[Stored items]
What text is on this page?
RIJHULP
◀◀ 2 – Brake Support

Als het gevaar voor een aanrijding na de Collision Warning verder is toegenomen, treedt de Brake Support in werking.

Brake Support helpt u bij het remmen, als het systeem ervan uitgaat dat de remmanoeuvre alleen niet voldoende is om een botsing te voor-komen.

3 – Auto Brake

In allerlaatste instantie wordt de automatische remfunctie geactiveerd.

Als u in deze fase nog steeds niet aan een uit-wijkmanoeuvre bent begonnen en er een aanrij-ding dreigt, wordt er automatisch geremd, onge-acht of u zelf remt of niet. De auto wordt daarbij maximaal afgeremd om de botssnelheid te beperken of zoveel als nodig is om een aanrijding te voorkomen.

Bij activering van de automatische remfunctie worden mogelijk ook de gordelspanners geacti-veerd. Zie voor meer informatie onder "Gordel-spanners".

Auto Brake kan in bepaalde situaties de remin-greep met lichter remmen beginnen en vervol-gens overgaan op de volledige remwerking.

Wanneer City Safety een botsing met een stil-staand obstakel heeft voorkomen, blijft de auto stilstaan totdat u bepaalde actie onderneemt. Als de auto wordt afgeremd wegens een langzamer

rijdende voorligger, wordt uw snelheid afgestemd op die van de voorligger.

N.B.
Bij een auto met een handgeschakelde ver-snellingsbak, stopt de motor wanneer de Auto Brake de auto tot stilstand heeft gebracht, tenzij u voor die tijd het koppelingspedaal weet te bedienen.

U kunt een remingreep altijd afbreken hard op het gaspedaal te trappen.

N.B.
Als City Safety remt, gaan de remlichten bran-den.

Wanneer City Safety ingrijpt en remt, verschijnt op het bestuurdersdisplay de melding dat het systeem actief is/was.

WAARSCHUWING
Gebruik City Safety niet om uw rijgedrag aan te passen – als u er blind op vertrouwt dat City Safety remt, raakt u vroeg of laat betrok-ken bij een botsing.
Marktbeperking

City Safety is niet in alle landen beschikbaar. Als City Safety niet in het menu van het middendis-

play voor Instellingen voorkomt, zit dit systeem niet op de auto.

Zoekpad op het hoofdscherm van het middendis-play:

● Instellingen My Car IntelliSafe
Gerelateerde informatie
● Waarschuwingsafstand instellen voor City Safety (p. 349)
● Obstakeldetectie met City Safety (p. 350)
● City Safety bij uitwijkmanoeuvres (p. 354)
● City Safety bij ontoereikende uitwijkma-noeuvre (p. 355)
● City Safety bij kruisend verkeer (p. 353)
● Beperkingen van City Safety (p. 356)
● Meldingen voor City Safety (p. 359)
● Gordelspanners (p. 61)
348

What to work on:
Retype the data shown above so that each line matches the original.

Response to this exercise:
What text is on this page?
RIJHULP
◀◀ 2 – Brake Support

Als het gevaar voor een aanrijding na de Collision Warning verder is toegenomen, treedt de Brake Support in werking.

Brake Support helpt u bij het remmen, als het systeem ervan uitgaat dat de remmanoeuvre alleen niet voldoende is om een botsing te voor-komen.

3 – Auto Brake

In allerlaatste instantie wordt de automatische remfunctie geactiveerd.

Als u in deze fase nog steeds niet aan een uit-wijkmanoeuvre bent begonnen en er een aanrij-ding dreigt, wordt er automatisch geremd, onge-acht of u zelf remt of niet. De auto wordt daarbij maximaal afgeremd om de botssnelheid te beperken of zoveel als nodig is om een aanrijding te voorkomen.

Bij activering van de automatische remfunctie worden mogelijk ook de gordelspanners geacti-veerd. Zie voor meer informatie onder "Gordel-spanners".

Auto Brake kan in bepaalde situaties de remin-greep met lichter remmen beginnen en vervol-gens overgaan op de volledige remwerking.

Wanneer City Safety een botsing met een stil-staand obstakel heeft voorkomen, blijft de auto stilstaan totdat u bepaalde actie onderneemt. Als de auto wordt afgeremd wegens een langzamer

rijdende voorligger, wordt uw snelheid afgestemd op die van de voorligger.

N.B.
Bij een auto met een handgeschakelde ver-snellingsbak, stopt de motor wanneer de Auto Brake de auto tot stilstand heeft gebracht, tenzij u voor die tijd het koppelingspedaal weet te bedienen.

U kunt een remingreep altijd afbreken hard op het gaspedaal te trappen.

N.B.
Als City Safety remt, gaan de remlichten bran-den.

Wanneer City Safety ingrijpt en remt, verschijnt op het bestuurdersdisplay de melding dat het systeem actief is/was.

WAARSCHUWING
Gebruik City Safety niet om uw rijgedrag aan te passen – als u er blind op vertrouwt dat City Safety remt, raakt u vroeg of laat betrok-ken bij een botsing.
Marktbeperking

City Safety is niet in alle landen beschikbaar. Als City Safety niet in het menu van het middendis-

play voor Instellingen voorkomt, zit dit systeem niet op de auto.

Zoekpad op het hoofdscherm van het middendis-play:

● Instellingen My Car IntelliSafe
Gerelateerde informatie
● Waarschuwingsafstand instellen voor City Safety (p. 349)
● Obstakeldetectie met City Safety (p. 350)
● City Safety bij uitwijkmanoeuvres (p. 354)
● City Safety bij ontoereikende uitwijkma-noeuvre (p. 355)
● City Safety bij kruisend verkeer (p. 353)
● Beperkingen van City Safety (p. 356)
● Meldingen voor City Safety (p. 359)
● Gordelspanners (p. 61)
348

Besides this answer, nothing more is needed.